--- To do ---
Reproduce every entry exactly and leave its pictures out.

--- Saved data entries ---
═══
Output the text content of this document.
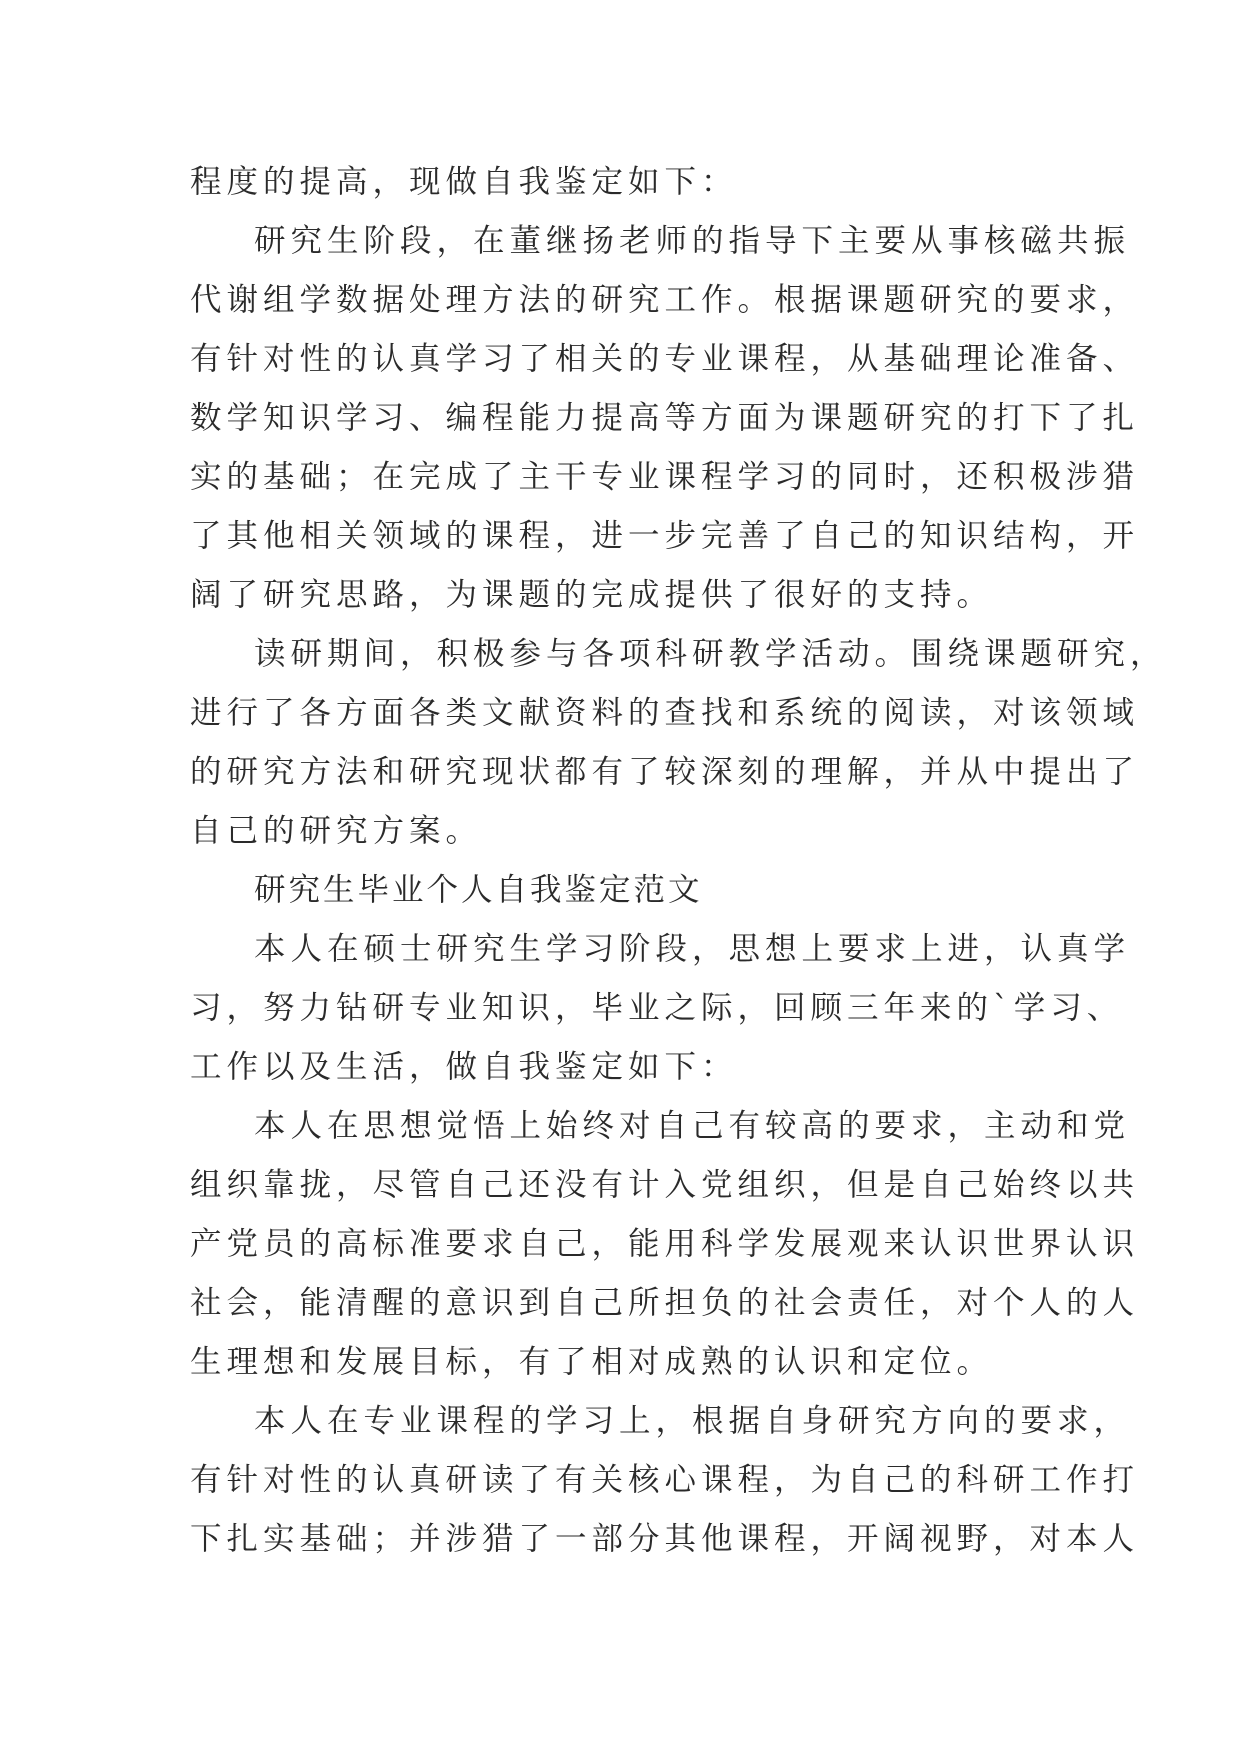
程度的提高，现做自我鉴定如下：
研究生阶段，在董继扬老师的指导下主要从事核磁共振
代谢组学数据处理方法的研究工作。根据课题研究的要求，
有针对性的认真学习了相关的专业课程，从基础理论准备、
数学知识学习、编程能力提高等方面为课题研究的打下了扎
实的基础；在完成了主干专业课程学习的同时，还积极涉猎
了其他相关领域的课程，进一步完善了自己的知识结构，开
阔了研究思路，为课题的完成提供了很好的支持。
读研期间，积极参与各项科研教学活动。围绕课题研究，
进行了各方面各类文献资料的查找和系统的阅读，对该领域
的研究方法和研究现状都有了较深刻的理解，并从中提出了
自己的研究方案。
研究生毕业个人自我鉴定范文
本人在硕士研究生学习阶段，思想上要求上进，认真学
习，努力钻研专业知识，毕业之际，回顾三年来的`学习、
工作以及生活，做自我鉴定如下：
本人在思想觉悟上始终对自己有较高的要求，主动和党
组织靠拢，尽管自己还没有计入党组织，但是自己始终以共
产党员的高标准要求自己，能用科学发展观来认识世界认识
社会，能清醒的意识到自己所担负的社会责任，对个人的人
生理想和发展目标，有了相对成熟的认识和定位。
本人在专业课程的学习上，根据自身研究方向的要求，
有针对性的认真研读了有关核心课程，为自己的科研工作打
下扎实基础；并涉猎了一部分其他课程，开阔视野，对本人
═══
--- Answer in full ---
Output the text content of this document.
程度的提高，现做自我鉴定如下：
研究生阶段，在董继扬老师的指导下主要从事核磁共振
代谢组学数据处理方法的研究工作。根据课题研究的要求，
有针对性的认真学习了相关的专业课程，从基础理论准备、
数学知识学习、编程能力提高等方面为课题研究的打下了扎
实的基础；在完成了主干专业课程学习的同时，还积极涉猎
了其他相关领域的课程，进一步完善了自己的知识结构，开
阔了研究思路，为课题的完成提供了很好的支持。
读研期间，积极参与各项科研教学活动。围绕课题研究，
进行了各方面各类文献资料的查找和系统的阅读，对该领域
的研究方法和研究现状都有了较深刻的理解，并从中提出了
自己的研究方案。
研究生毕业个人自我鉴定范文
本人在硕士研究生学习阶段，思想上要求上进，认真学
习，努力钻研专业知识，毕业之际，回顾三年来的`学习、
工作以及生活，做自我鉴定如下：
本人在思想觉悟上始终对自己有较高的要求，主动和党
组织靠拢，尽管自己还没有计入党组织，但是自己始终以共
产党员的高标准要求自己，能用科学发展观来认识世界认识
社会，能清醒的意识到自己所担负的社会责任，对个人的人
生理想和发展目标，有了相对成熟的认识和定位。
本人在专业课程的学习上，根据自身研究方向的要求，
有针对性的认真研读了有关核心课程，为自己的科研工作打
下扎实基础；并涉猎了一部分其他课程，开阔视野，对本人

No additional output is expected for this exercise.